Exactly reproduce each line of the listing that follows.
────────────────
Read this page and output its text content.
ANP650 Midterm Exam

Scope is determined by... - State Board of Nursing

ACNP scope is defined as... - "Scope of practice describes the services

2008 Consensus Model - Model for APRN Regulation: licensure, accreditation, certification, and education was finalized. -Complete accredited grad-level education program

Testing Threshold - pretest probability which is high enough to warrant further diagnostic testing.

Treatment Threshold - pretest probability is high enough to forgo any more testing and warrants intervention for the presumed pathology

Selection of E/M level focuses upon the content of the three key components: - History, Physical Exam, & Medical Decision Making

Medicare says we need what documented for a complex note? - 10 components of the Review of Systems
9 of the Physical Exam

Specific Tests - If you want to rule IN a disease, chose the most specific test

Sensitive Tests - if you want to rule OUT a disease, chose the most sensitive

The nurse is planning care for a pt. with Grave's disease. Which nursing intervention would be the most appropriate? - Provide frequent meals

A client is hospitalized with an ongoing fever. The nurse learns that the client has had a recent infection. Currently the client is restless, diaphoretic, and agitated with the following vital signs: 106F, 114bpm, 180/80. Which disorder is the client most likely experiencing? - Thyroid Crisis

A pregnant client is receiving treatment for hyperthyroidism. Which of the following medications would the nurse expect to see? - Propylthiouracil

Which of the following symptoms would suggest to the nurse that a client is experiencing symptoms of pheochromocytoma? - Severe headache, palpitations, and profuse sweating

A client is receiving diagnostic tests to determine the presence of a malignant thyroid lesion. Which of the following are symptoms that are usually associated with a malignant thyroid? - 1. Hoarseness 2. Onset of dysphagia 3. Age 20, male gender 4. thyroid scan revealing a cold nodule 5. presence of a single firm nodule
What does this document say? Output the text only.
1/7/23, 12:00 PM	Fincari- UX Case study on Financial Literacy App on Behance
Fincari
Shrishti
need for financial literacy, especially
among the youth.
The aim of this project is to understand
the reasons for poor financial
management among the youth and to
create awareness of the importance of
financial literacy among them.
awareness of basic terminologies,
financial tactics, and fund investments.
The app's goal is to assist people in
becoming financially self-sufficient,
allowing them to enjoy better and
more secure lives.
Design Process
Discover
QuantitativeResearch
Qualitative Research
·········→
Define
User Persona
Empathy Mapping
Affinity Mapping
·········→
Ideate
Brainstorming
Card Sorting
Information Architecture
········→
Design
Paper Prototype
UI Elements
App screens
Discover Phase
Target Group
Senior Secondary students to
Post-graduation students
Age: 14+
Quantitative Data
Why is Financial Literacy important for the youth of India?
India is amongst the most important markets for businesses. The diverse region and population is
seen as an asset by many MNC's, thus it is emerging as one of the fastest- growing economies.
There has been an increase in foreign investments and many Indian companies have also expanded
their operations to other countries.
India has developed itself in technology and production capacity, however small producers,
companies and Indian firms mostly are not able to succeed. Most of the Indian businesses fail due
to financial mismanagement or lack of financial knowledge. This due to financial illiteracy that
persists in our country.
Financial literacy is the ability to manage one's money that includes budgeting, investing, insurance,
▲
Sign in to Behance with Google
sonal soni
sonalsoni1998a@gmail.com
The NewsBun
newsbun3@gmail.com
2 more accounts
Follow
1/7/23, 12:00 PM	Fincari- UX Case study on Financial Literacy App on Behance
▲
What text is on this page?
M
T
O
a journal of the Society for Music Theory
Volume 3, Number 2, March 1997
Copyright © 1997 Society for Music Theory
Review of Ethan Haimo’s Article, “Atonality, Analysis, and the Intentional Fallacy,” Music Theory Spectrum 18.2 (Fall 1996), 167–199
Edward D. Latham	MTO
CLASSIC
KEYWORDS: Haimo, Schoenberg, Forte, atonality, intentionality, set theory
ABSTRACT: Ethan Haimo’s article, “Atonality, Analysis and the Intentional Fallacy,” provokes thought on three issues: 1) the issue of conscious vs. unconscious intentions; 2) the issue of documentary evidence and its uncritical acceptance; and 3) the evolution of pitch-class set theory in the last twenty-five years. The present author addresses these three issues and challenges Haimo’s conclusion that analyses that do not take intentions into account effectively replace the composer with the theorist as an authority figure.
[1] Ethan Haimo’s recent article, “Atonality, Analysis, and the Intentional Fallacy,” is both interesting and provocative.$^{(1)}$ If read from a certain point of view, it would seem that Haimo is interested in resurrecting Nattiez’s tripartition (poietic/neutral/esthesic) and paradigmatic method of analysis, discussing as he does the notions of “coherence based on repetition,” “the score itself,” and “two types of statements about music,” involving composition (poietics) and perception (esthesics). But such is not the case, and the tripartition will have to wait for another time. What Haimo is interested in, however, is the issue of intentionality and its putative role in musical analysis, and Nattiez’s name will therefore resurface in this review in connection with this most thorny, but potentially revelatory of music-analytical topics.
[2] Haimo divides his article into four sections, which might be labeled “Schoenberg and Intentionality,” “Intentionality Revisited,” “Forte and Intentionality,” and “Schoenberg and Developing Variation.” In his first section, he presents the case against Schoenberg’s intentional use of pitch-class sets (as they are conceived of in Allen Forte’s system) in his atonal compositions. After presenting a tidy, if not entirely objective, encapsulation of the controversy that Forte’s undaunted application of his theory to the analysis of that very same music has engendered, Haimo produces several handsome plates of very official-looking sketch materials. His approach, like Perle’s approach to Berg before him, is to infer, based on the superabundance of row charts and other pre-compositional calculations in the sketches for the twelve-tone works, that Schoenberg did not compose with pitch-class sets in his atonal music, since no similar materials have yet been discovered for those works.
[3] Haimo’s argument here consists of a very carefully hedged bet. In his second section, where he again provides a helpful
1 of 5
────────────────
** Task solution **
Read this page and output its text content.
ANP650 Midterm Exam

Scope is determined by... - State Board of Nursing

ACNP scope is defined as... - "Scope of practice describes the services

2008 Consensus Model - Model for APRN Regulation: licensure, accreditation, certification, and education was finalized. -Complete accredited grad-level education program

Testing Threshold - pretest probability which is high enough to warrant further diagnostic testing.

Treatment Threshold - pretest probability is high enough to forgo any more testing and warrants intervention for the presumed pathology

Selection of E/M level focuses upon the content of the three key components: - History, Physical Exam, & Medical Decision Making

Medicare says we need what documented for a complex note? - 10 components of the Review of Systems
9 of the Physical Exam

Specific Tests - If you want to rule IN a disease, chose the most specific test

Sensitive Tests - if you want to rule OUT a disease, chose the most sensitive

The nurse is planning care for a pt. with Grave's disease. Which nursing intervention would be the most appropriate? - Provide frequent meals

A client is hospitalized with an ongoing fever. The nurse learns that the client has had a recent infection. Currently the client is restless, diaphoretic, and agitated with the following vital signs: 106F, 114bpm, 180/80. Which disorder is the client most likely experiencing? - Thyroid Crisis

A pregnant client is receiving treatment for hyperthyroidism. Which of the following medications would the nurse expect to see? - Propylthiouracil

Which of the following symptoms would suggest to the nurse that a client is experiencing symptoms of pheochromocytoma? - Severe headache, palpitations, and profuse sweating

A client is receiving diagnostic tests to determine the presence of a malignant thyroid lesion. Which of the following are symptoms that are usually associated with a malignant thyroid? - 1. Hoarseness 2. Onset of dysphagia 3. Age 20, male gender 4. thyroid scan revealing a cold nodule 5. presence of a single firm nodule
What does this document say? Output the text only.
1/7/23, 12:00 PM	Fincari- UX Case study on Financial Literacy App on Behance
Fincari
Shrishti
need for financial literacy, especially
among the youth.
The aim of this project is to understand
the reasons for poor financial
management among the youth and to
create awareness of the importance of
financial literacy among them.
awareness of basic terminologies,
financial tactics, and fund investments.
The app's goal is to assist people in
becoming financially self-sufficient,
allowing them to enjoy better and
more secure lives.
Design Process
Discover
QuantitativeResearch
Qualitative Research
·········→
Define
User Persona
Empathy Mapping
Affinity Mapping
·········→
Ideate
Brainstorming
Card Sorting
Information Architecture
········→
Design
Paper Prototype
UI Elements
App screens
Discover Phase
Target Group
Senior Secondary students to
Post-graduation students
Age: 14+
Quantitative Data
Why is Financial Literacy important for the youth of India?
India is amongst the most important markets for businesses. The diverse region and population is
seen as an asset by many MNC's, thus it is emerging as one of the fastest- growing economies.
There has been an increase in foreign investments and many Indian companies have also expanded
their operations to other countries.
India has developed itself in technology and production capacity, however small producers,
companies and Indian firms mostly are not able to succeed. Most of the Indian businesses fail due
to financial mismanagement or lack of financial knowledge. This due to financial illiteracy that
persists in our country.
Financial literacy is the ability to manage one's money that includes budgeting, investing, insurance,
▲
Sign in to Behance with Google
sonal soni
sonalsoni1998a@gmail.com
The NewsBun
newsbun3@gmail.com
2 more accounts
Follow
1/7/23, 12:00 PM	Fincari- UX Case study on Financial Literacy App on Behance
▲
What text is on this page?
M
T
O
a journal of the Society for Music Theory
Volume 3, Number 2, March 1997
Copyright © 1997 Society for Music Theory
Review of Ethan Haimo’s Article, “Atonality, Analysis, and the Intentional Fallacy,” Music Theory Spectrum 18.2 (Fall 1996), 167–199
Edward D. Latham	MTO
CLASSIC
KEYWORDS: Haimo, Schoenberg, Forte, atonality, intentionality, set theory
ABSTRACT: Ethan Haimo’s article, “Atonality, Analysis and the Intentional Fallacy,” provokes thought on three issues: 1) the issue of conscious vs. unconscious intentions; 2) the issue of documentary evidence and its uncritical acceptance; and 3) the evolution of pitch-class set theory in the last twenty-five years. The present author addresses these three issues and challenges Haimo’s conclusion that analyses that do not take intentions into account effectively replace the composer with the theorist as an authority figure.
[1] Ethan Haimo’s recent article, “Atonality, Analysis, and the Intentional Fallacy,” is both interesting and provocative.$^{(1)}$ If read from a certain point of view, it would seem that Haimo is interested in resurrecting Nattiez’s tripartition (poietic/neutral/esthesic) and paradigmatic method of analysis, discussing as he does the notions of “coherence based on repetition,” “the score itself,” and “two types of statements about music,” involving composition (poietics) and perception (esthesics). But such is not the case, and the tripartition will have to wait for another time. What Haimo is interested in, however, is the issue of intentionality and its putative role in musical analysis, and Nattiez’s name will therefore resurface in this review in connection with this most thorny, but potentially revelatory of music-analytical topics.
[2] Haimo divides his article into four sections, which might be labeled “Schoenberg and Intentionality,” “Intentionality Revisited,” “Forte and Intentionality,” and “Schoenberg and Developing Variation.” In his first section, he presents the case against Schoenberg’s intentional use of pitch-class sets (as they are conceived of in Allen Forte’s system) in his atonal compositions. After presenting a tidy, if not entirely objective, encapsulation of the controversy that Forte’s undaunted application of his theory to the analysis of that very same music has engendered, Haimo produces several handsome plates of very official-looking sketch materials. His approach, like Perle’s approach to Berg before him, is to infer, based on the superabundance of row charts and other pre-compositional calculations in the sketches for the twelve-tone works, that Schoenberg did not compose with pitch-class sets in his atonal music, since no similar materials have yet been discovered for those works.
[3] Haimo’s argument here consists of a very carefully hedged bet. In his second section, where he again provides a helpful
1 of 5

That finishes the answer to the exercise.